[Saved entries]
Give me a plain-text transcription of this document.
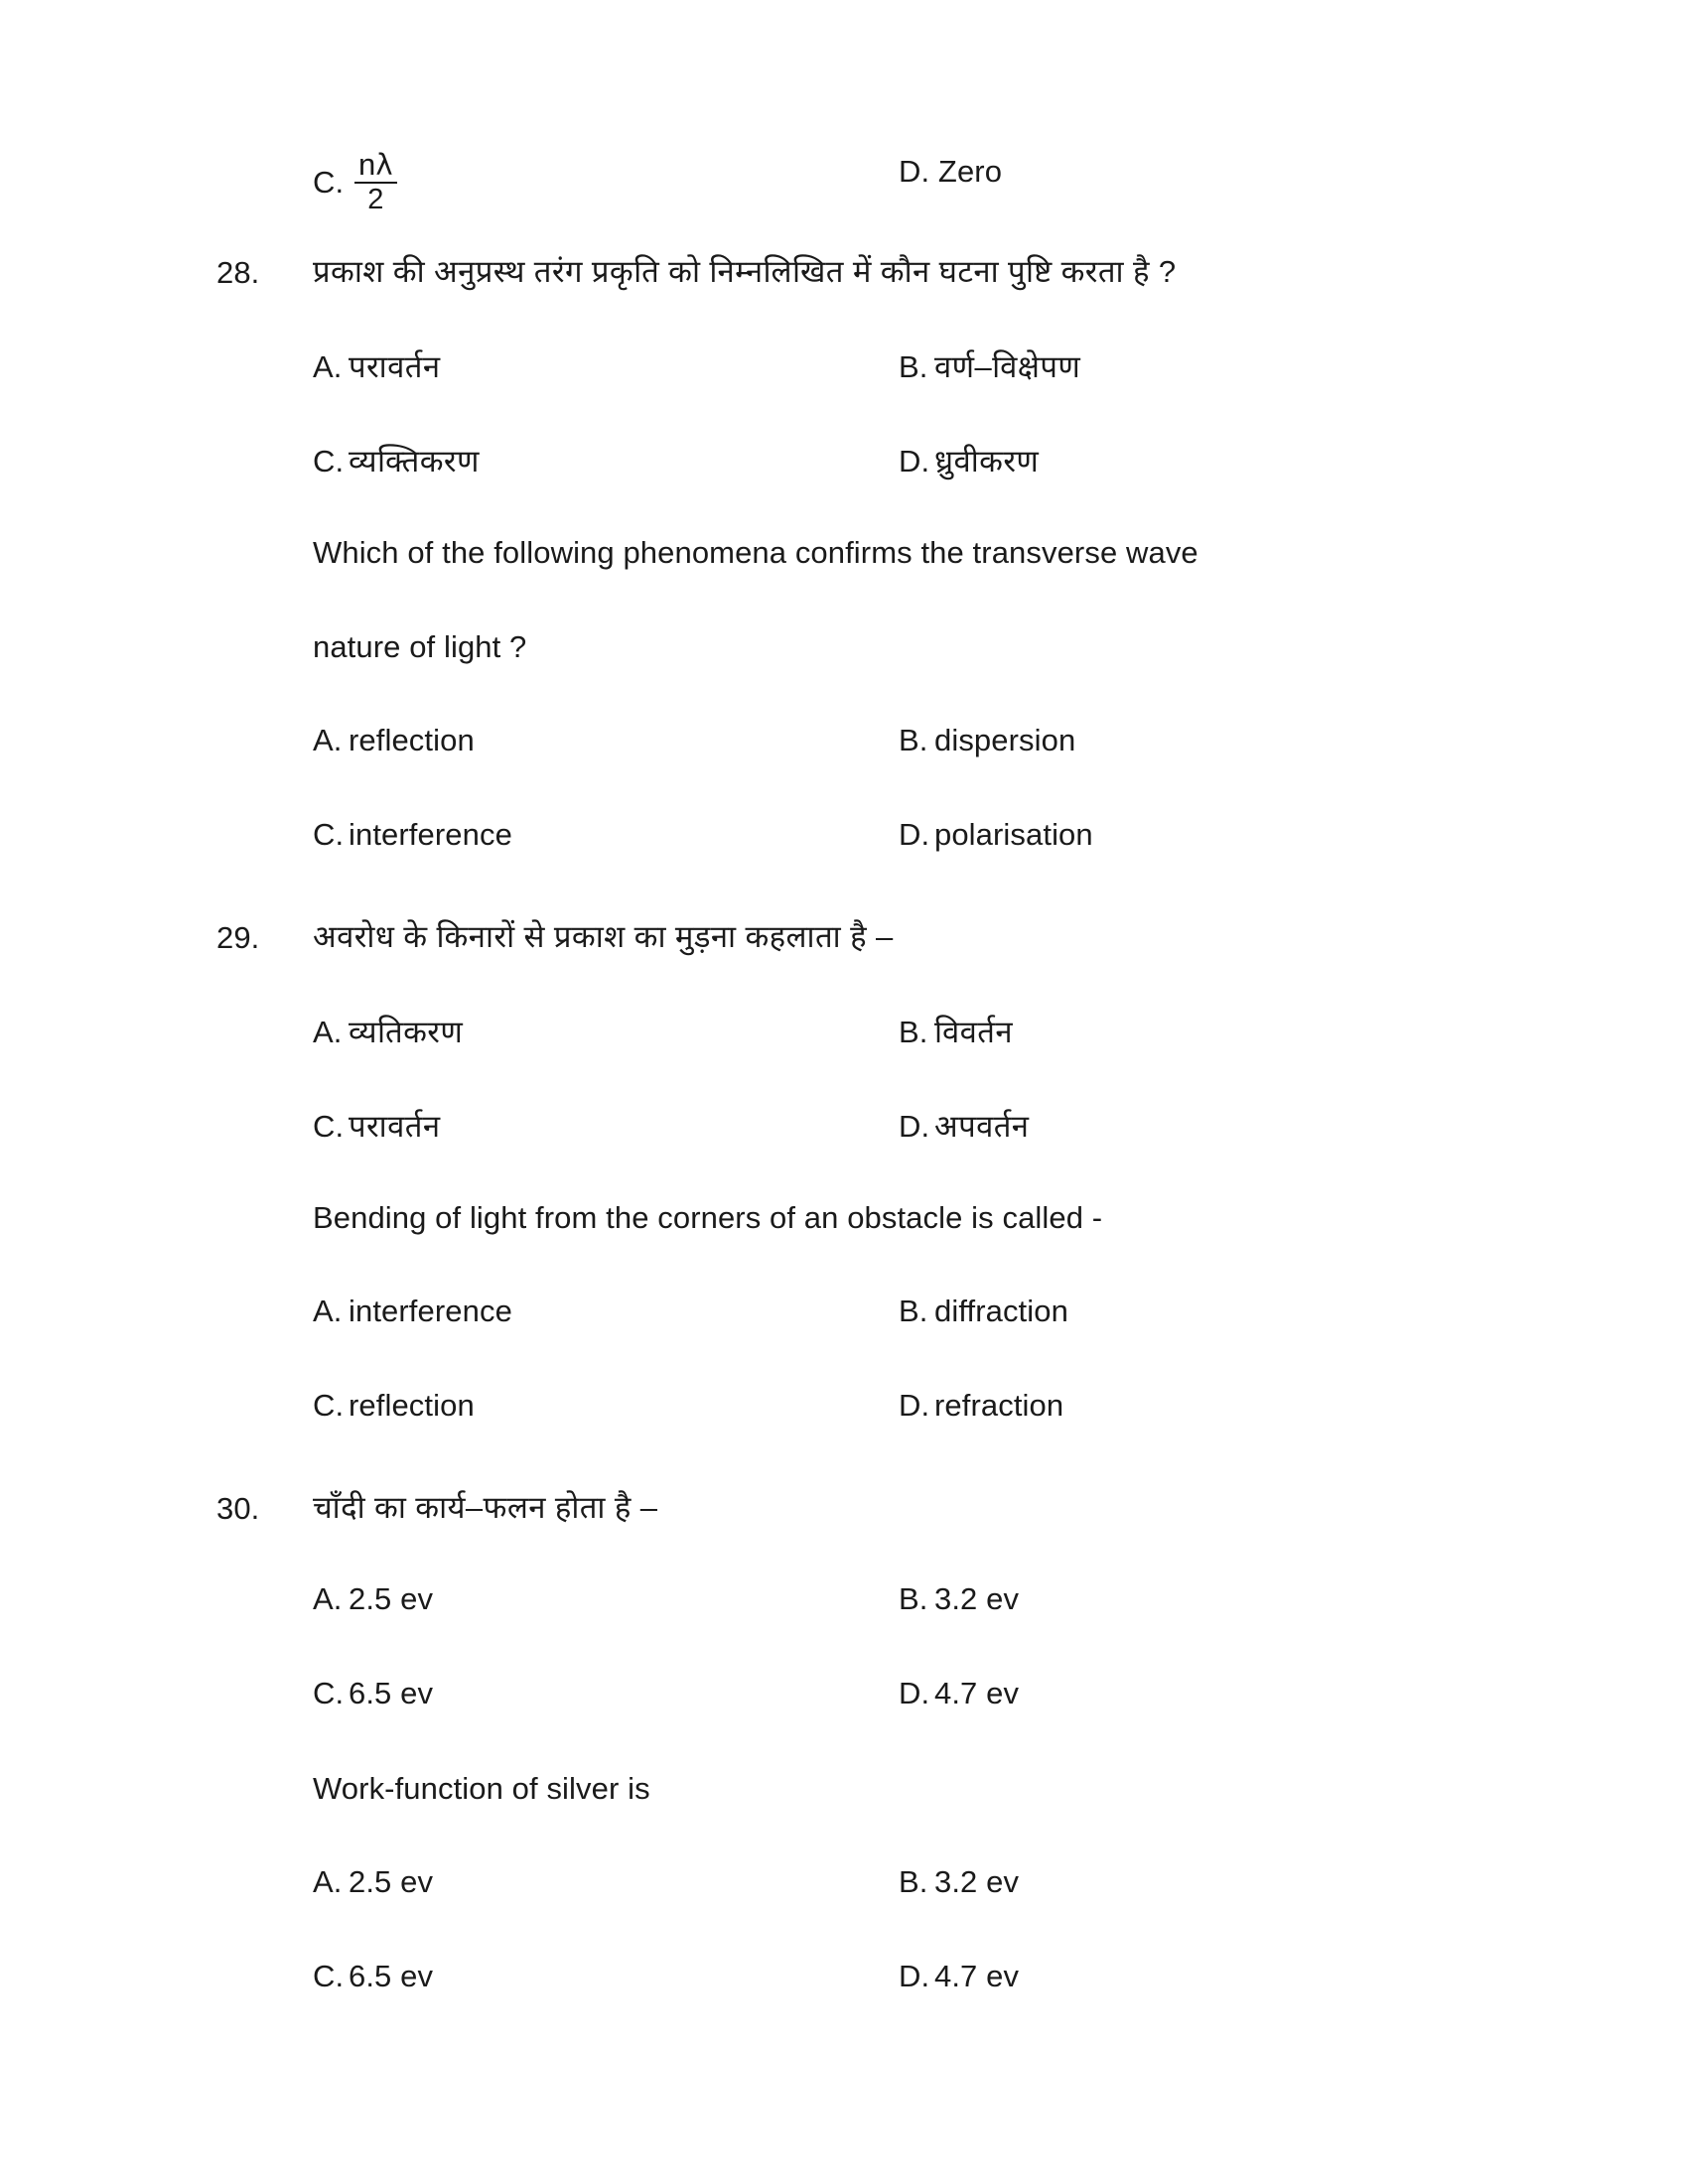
C. $\frac{n\lambda}{2}$	D. Zero
28.	प्रकाश की अनुप्रस्थ तरंग प्रकृति को निम्नलिखित में कौन घटना पुष्टि करता है ?
A. परावर्तन	B. वर्ण–विक्षेपण
C. व्यक्तिकरण	D. ध्रुवीकरण
Which of the following phenomena confirms the transverse wave
nature of light ?
A. reflection	B. dispersion
C. interference	D. polarisation
29.	अवरोध के किनारों से प्रकाश का मुड़ना कहलाता है –
A. व्यतिकरण	B. विवर्तन
C. परावर्तन	D. अपवर्तन
Bending of light from the corners of an obstacle is called -
A. interference	B. diffraction
C. reflection	D. refraction
30.	चाँदी का कार्य–फलन होता है –
A. 2.5 ev	B. 3.2 ev
C. 6.5 ev	D. 4.7 ev
Work-function of silver is
A. 2.5 ev	B. 3.2 ev
C. 6.5 ev	D. 4.7 ev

- Exercise goal:
From the records given above, copy all lines containing "light".

- Solution to this exercise:
nature of light ?
Bending of light from the corners of an obstacle is called -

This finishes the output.